_REQUIRED WORK_
Output every entry exactly as written, but omit the pictures.

Dataset records on visual material
::::::::::

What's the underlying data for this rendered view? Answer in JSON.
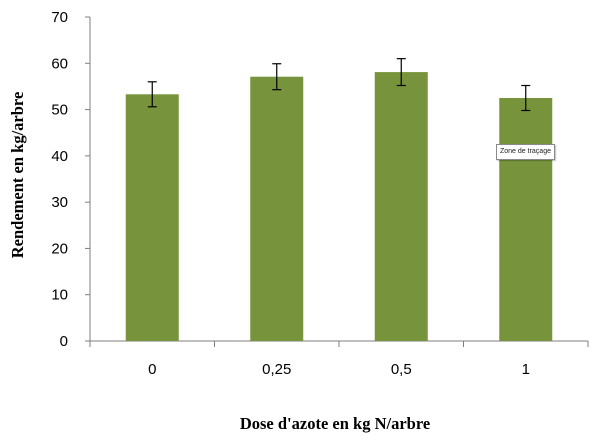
{
  "chart_data": {
    "type": "bar",
    "categories": [
      "0",
      "0,25",
      "0,5",
      "1"
    ],
    "values": [
      53.3,
      57.1,
      58.1,
      52.5
    ],
    "error": [
      2.7,
      2.8,
      2.9,
      2.7
    ],
    "xlabel": "Dose d'azote en kg N/arbre",
    "ylabel": "Rendement en kg/arbre",
    "ylim": [
      0,
      70
    ],
    "yticks": [
      0,
      10,
      20,
      30,
      40,
      50,
      60,
      70
    ],
    "bar_color": "#77933c",
    "grid": false,
    "legend": "none"
  },
  "tooltip": {
    "text": "Zone de traçage"
  }
}
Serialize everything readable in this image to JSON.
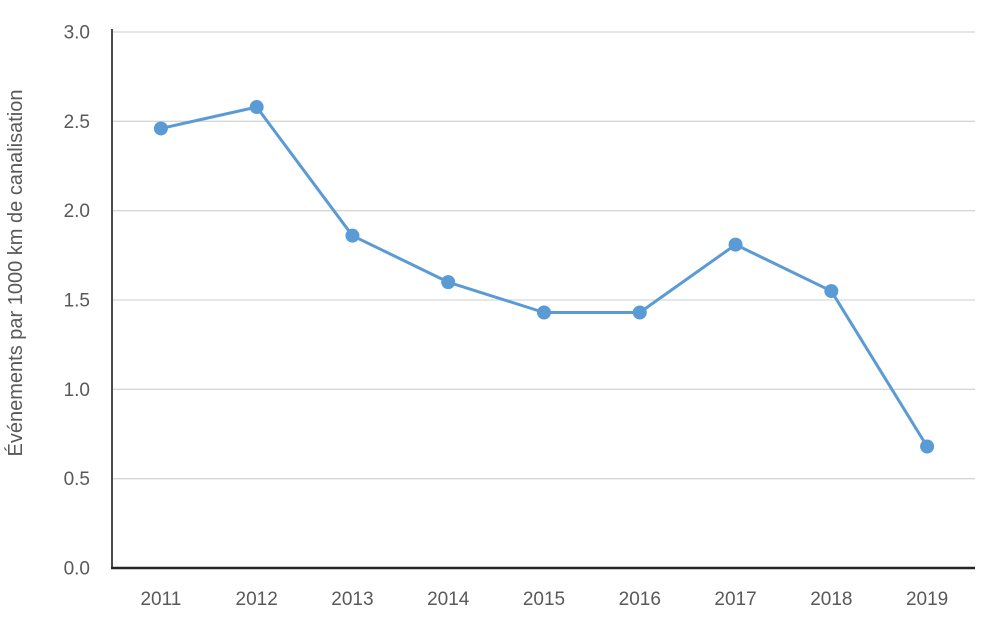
{
  "colors": {
    "line": "#5B9BD5",
    "marker": "#5B9BD5",
    "gridline": "#D6D6D6",
    "axis_left": "#4A4A4A",
    "axis_bottom": "#262626",
    "tick_label": "#595959",
    "axis_title": "#595959",
    "background": "#FFFFFF"
  },
  "chart_data": {
    "type": "line",
    "title": "",
    "xlabel": "",
    "ylabel": "Événements par 1000 km de canalisation",
    "categories": [
      "2011",
      "2012",
      "2013",
      "2014",
      "2015",
      "2016",
      "2017",
      "2018",
      "2019"
    ],
    "series": [
      {
        "name": "Événements par 1000 km de canalisation",
        "values": [
          2.46,
          2.58,
          1.86,
          1.6,
          1.43,
          1.43,
          1.81,
          1.55,
          0.68
        ]
      }
    ],
    "ylim": [
      0,
      3
    ],
    "yticks": [
      0.0,
      0.5,
      1.0,
      1.5,
      2.0,
      2.5,
      3.0
    ],
    "ytick_labels": [
      "0.0",
      "0.5",
      "1.0",
      "1.5",
      "2.0",
      "2.5",
      "3.0"
    ],
    "grid": true,
    "legend": false,
    "marker": "circle"
  }
}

::::::::::

_SOLUTION TO THE EXERCISE_
What's the underlying data for this rendered view? Answer in JSON.
{
  "chart_data": {
    "type": "bar",
    "categories": [
      "0",
      "0,25",
      "0,5",
      "1"
    ],
    "values": [
      53.3,
      57.1,
      58.1,
      52.5
    ],
    "error": [
      2.7,
      2.8,
      2.9,
      2.7
    ],
    "xlabel": "Dose d'azote en kg N/arbre",
    "ylabel": "Rendement en kg/arbre",
    "ylim": [
      0,
      70
    ],
    "yticks": [
      0,
      10,
      20,
      30,
      40,
      50,
      60,
      70
    ],
    "bar_color": "#77933c",
    "grid": false,
    "legend": "none"
  },
  "tooltip": {
    "text": "Zone de traçage"
  }
}
Serialize everything readable in this image to JSON.
{
  "colors": {
    "line": "#5B9BD5",
    "marker": "#5B9BD5",
    "gridline": "#D6D6D6",
    "axis_left": "#4A4A4A",
    "axis_bottom": "#262626",
    "tick_label": "#595959",
    "axis_title": "#595959",
    "background": "#FFFFFF"
  },
  "chart_data": {
    "type": "line",
    "title": "",
    "xlabel": "",
    "ylabel": "Événements par 1000 km de canalisation",
    "categories": [
      "2011",
      "2012",
      "2013",
      "2014",
      "2015",
      "2016",
      "2017",
      "2018",
      "2019"
    ],
    "series": [
      {
        "name": "Événements par 1000 km de canalisation",
        "values": [
          2.46,
          2.58,
          1.86,
          1.6,
          1.43,
          1.43,
          1.81,
          1.55,
          0.68
        ]
      }
    ],
    "ylim": [
      0,
      3
    ],
    "yticks": [
      0.0,
      0.5,
      1.0,
      1.5,
      2.0,
      2.5,
      3.0
    ],
    "ytick_labels": [
      "0.0",
      "0.5",
      "1.0",
      "1.5",
      "2.0",
      "2.5",
      "3.0"
    ],
    "grid": true,
    "legend": false,
    "marker": "circle"
  }
}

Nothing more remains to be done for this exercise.